**RECORDED DATA:**
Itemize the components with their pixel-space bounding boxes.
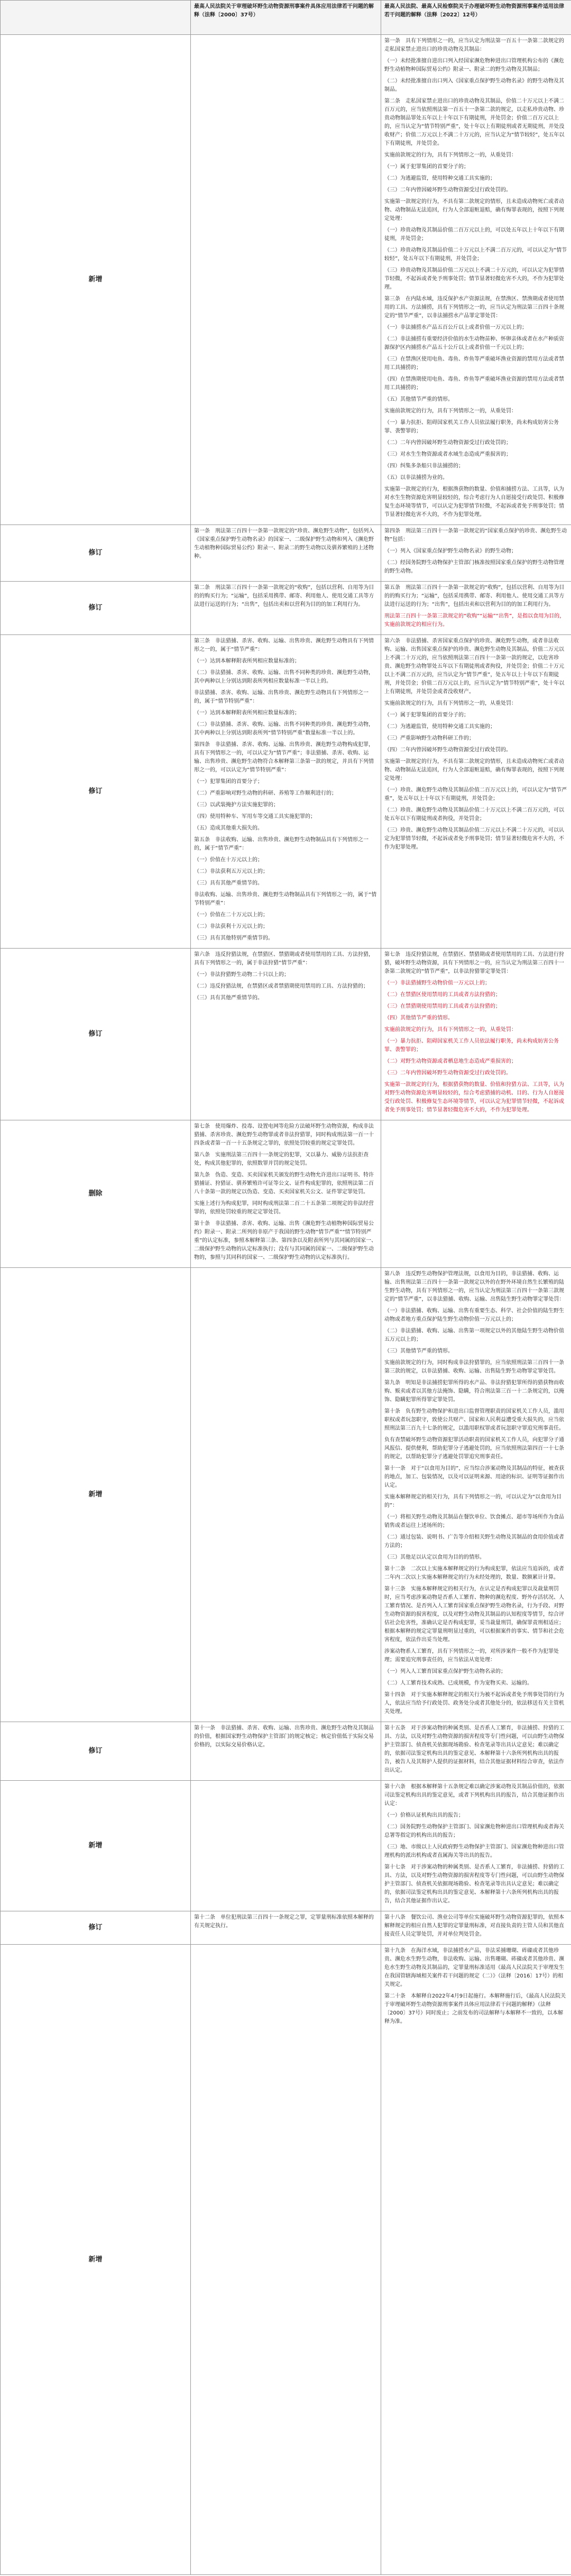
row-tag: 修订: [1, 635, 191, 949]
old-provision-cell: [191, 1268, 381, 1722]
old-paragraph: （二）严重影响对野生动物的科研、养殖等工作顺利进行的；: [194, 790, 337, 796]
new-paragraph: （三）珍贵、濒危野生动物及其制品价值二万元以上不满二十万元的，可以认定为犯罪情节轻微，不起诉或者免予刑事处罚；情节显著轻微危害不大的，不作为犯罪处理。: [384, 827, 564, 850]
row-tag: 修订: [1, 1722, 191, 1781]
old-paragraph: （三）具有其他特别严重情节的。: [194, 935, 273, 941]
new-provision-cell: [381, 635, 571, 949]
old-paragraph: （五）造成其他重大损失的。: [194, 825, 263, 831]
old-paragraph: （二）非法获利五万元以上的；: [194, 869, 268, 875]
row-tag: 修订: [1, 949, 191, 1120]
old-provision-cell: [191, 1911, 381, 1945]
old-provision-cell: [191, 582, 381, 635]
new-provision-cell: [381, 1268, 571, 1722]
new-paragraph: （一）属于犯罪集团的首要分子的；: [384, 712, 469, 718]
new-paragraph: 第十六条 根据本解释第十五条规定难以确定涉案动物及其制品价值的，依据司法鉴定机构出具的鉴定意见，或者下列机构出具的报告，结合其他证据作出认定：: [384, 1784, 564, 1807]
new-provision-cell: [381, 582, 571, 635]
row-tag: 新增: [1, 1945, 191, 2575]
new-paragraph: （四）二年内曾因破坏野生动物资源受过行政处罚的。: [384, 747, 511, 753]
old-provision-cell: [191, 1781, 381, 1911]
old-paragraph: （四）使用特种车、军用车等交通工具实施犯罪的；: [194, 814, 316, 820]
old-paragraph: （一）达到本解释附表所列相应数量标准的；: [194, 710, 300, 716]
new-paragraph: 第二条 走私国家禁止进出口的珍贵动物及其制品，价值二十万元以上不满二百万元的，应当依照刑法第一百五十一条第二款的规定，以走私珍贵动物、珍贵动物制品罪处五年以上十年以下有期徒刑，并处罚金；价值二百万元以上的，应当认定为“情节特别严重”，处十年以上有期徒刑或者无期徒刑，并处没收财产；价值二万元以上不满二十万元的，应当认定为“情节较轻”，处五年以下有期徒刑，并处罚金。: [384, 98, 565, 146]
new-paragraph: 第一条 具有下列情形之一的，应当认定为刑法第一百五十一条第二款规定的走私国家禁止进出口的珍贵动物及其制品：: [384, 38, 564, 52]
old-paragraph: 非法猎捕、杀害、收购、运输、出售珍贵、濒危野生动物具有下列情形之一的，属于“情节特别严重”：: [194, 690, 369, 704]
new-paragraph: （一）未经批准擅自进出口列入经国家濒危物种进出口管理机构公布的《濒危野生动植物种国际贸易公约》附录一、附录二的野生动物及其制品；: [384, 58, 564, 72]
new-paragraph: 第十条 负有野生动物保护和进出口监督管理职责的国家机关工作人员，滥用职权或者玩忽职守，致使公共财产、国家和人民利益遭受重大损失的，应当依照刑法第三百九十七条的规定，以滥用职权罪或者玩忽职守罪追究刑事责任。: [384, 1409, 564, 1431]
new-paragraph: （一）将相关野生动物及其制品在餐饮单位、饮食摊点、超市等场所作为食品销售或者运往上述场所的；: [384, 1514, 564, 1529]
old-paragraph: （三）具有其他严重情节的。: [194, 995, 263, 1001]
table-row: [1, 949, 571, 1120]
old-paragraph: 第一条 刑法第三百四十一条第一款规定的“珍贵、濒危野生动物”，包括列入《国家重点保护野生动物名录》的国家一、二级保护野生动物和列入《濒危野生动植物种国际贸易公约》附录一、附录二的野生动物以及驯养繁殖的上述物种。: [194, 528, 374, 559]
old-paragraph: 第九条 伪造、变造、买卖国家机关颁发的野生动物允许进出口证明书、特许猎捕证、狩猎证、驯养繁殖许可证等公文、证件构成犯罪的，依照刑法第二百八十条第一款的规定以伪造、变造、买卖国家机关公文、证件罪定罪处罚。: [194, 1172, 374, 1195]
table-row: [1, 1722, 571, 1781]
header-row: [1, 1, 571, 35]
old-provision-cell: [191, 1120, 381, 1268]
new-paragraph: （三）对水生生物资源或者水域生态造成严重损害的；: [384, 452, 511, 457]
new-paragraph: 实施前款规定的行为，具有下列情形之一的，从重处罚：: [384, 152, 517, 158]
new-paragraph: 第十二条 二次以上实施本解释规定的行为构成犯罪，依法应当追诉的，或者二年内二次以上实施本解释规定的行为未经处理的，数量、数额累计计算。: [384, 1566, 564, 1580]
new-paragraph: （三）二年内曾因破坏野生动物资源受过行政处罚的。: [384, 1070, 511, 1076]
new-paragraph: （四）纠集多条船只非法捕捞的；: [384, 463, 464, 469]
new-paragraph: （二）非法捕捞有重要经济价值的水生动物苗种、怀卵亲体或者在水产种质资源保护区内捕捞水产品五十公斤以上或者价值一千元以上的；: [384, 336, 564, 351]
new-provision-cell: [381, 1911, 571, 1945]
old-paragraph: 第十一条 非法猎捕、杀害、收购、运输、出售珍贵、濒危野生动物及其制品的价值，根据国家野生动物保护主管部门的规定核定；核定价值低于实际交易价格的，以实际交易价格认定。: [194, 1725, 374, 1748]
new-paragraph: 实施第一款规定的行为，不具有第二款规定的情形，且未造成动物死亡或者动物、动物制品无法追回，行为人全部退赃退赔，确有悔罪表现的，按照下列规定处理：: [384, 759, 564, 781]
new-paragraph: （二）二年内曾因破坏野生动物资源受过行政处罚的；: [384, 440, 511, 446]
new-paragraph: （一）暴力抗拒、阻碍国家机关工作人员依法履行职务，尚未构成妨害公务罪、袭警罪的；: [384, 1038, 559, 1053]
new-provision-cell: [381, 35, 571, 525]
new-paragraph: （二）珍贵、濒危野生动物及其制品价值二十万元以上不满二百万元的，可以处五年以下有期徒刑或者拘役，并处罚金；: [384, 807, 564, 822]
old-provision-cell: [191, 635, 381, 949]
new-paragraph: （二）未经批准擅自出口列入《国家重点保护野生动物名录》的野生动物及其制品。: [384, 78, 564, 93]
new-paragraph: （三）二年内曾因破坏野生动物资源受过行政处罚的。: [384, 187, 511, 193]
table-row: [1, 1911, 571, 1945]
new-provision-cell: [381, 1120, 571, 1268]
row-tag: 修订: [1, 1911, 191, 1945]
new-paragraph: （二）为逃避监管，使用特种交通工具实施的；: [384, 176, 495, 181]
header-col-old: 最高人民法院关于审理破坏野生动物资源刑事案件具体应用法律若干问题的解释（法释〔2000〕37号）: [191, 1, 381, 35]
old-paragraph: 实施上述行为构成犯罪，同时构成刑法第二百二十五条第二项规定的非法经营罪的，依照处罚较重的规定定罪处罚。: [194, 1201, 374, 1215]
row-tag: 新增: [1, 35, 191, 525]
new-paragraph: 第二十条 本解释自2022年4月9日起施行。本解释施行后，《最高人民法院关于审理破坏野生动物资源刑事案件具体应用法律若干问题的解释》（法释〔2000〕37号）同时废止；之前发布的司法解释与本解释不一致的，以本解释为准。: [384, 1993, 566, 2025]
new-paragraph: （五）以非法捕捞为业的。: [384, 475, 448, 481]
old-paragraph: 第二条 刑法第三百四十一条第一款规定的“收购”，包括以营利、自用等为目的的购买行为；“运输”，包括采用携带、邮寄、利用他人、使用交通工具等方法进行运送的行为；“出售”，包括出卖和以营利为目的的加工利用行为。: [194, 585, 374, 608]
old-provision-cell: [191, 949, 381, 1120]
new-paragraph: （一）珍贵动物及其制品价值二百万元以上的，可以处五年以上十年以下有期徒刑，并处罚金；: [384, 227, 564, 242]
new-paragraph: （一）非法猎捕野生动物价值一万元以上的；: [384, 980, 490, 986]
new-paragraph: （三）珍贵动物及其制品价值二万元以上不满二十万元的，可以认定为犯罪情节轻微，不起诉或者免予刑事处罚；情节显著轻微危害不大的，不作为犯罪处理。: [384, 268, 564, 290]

**THE PROBLEM:** Return the listing lines from the line with "row-tag: 修订: [1, 635, 191, 949]" to the line with "528, 374, 559]", unchanged.

**WRITTEN RESPONSE:**
row-tag: 修订: [1, 635, 191, 949]
old-provision-cell: [191, 1268, 381, 1722]
old-paragraph: （二）严重影响对野生动物的科研、养殖等工作顺利进行的；: [194, 790, 337, 796]
new-paragraph: （三）珍贵、濒危野生动物及其制品价值二万元以上不满二十万元的，可以认定为犯罪情节轻微，不起诉或者免予刑事处罚；情节显著轻微危害不大的，不作为犯罪处理。: [384, 827, 564, 850]
row-tag: 修订: [1, 1722, 191, 1781]
old-paragraph: （三）具有其他特别严重情节的。: [194, 935, 273, 941]
new-provision-cell: [381, 635, 571, 949]
old-paragraph: （五）造成其他重大损失的。: [194, 825, 263, 831]
old-paragraph: （二）非法获利五万元以上的；: [194, 869, 268, 875]
row-tag: 修订: [1, 949, 191, 1120]
old-provision-cell: [191, 1911, 381, 1945]
old-provision-cell: [191, 582, 381, 635]
new-provision-cell: [381, 1268, 571, 1722]
new-paragraph: （一）属于犯罪集团的首要分子的；: [384, 712, 469, 718]
new-paragraph: 第十六条 根据本解释第十五条规定难以确定涉案动物及其制品价值的，依据司法鉴定机构出具的鉴定意见，或者下列机构出具的报告，结合其他证据作出认定：: [384, 1784, 564, 1807]
new-provision-cell: [381, 582, 571, 635]
row-tag: 新增: [1, 1945, 191, 2575]
new-paragraph: （四）二年内曾因破坏野生动物资源受过行政处罚的。: [384, 747, 511, 753]
old-provision-cell: [191, 1781, 381, 1911]
old-paragraph: （四）使用特种车、军用车等交通工具实施犯罪的；: [194, 814, 316, 820]
old-paragraph: （一）达到本解释附表所列相应数量标准的；: [194, 710, 300, 716]
new-paragraph: 第二条 走私国家禁止进出口的珍贵动物及其制品，价值二十万元以上不满二百万元的，应当依照刑法第一百五十一条第二款的规定，以走私珍贵动物、珍贵动物制品罪处五年以上十年以下有期徒刑，并处罚金；价值二百万元以上的，应当认定为“情节特别严重”，处十年以上有期徒刑或者无期徒刑，并处没收财产；价值二万元以上不满二十万元的，应当认定为“情节较轻”，处五年以下有期徒刑，并处罚金。: [384, 98, 565, 146]
new-paragraph: 第一条 具有下列情形之一的，应当认定为刑法第一百五十一条第二款规定的走私国家禁止进出口的珍贵动物及其制品：: [384, 38, 564, 52]
old-paragraph: 非法猎捕、杀害、收购、运输、出售珍贵、濒危野生动物具有下列情形之一的，属于“情节特别严重”：: [194, 690, 369, 704]
new-paragraph: （一）未经批准擅自进出口列入经国家濒危物种进出口管理机构公布的《濒危野生动植物种国际贸易公约》附录一、附录二的野生动物及其制品；: [384, 58, 564, 72]
new-paragraph: 第十条 负有野生动物保护和进出口监督管理职责的国家机关工作人员，滥用职权或者玩忽职守，致使公共财产、国家和人民利益遭受重大损失的，应当依照刑法第三百九十七条的规定，以滥用职权罪或者玩忽职守罪追究刑事责任。: [384, 1409, 564, 1431]
new-paragraph: （一）将相关野生动物及其制品在餐饮单位、饮食摊点、超市等场所作为食品销售或者运往上述场所的；: [384, 1514, 564, 1529]
old-paragraph: （三）具有其他严重情节的。: [194, 995, 263, 1001]
table-row: [1, 949, 571, 1120]
old-paragraph: 第一条 刑法第三百四十一条第一款规定的“珍贵、濒危野生动物”，包括列入《国家重点保护野生动物名录》的国家一、二级保护野生动物和列入《濒危野生动植物种国际贸易公约》附录一、附录二的野生动物以及驯养繁殖的上述物种。: [194, 528, 374, 559]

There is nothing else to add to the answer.